━━━━━ RECORD EXTRACTS ━━━━━

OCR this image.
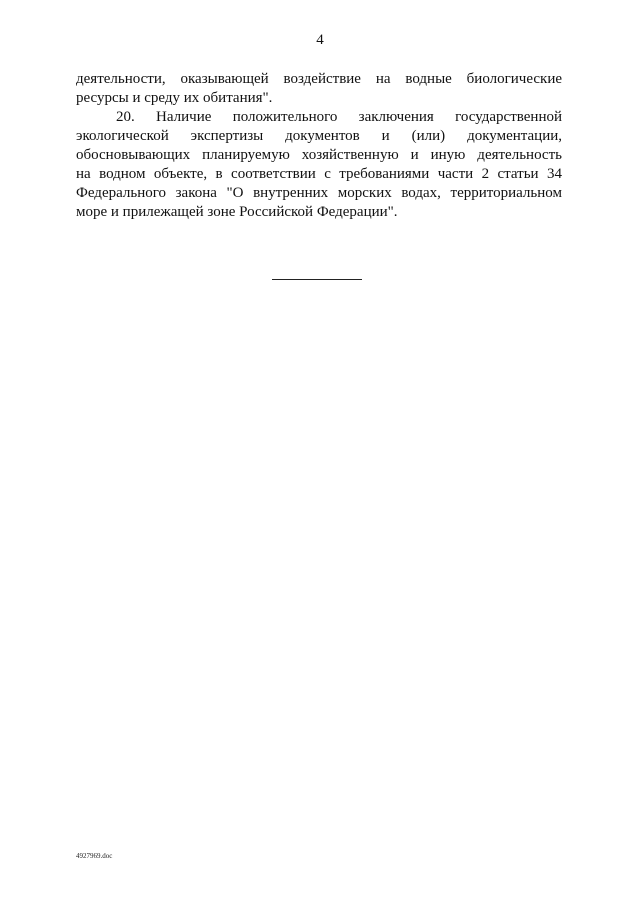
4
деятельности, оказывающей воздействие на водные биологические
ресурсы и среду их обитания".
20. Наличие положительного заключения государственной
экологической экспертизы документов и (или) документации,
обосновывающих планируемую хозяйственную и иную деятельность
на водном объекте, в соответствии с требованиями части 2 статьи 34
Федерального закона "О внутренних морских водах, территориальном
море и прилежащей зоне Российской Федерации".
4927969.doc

━━━━━

- INSTRUCTION: Print each line of the material above exactly, with the pictures removed from your copy.

- TASK SOLUTION:
OCR this image.
4
деятельности, оказывающей воздействие на водные биологические
ресурсы и среду их обитания".
20. Наличие положительного заключения государственной
экологической экспертизы документов и (или) документации,
обосновывающих планируемую хозяйственную и иную деятельность
на водном объекте, в соответствии с требованиями части 2 статьи 34
Федерального закона "О внутренних морских водах, территориальном
море и прилежащей зоне Российской Федерации".
4927969.doc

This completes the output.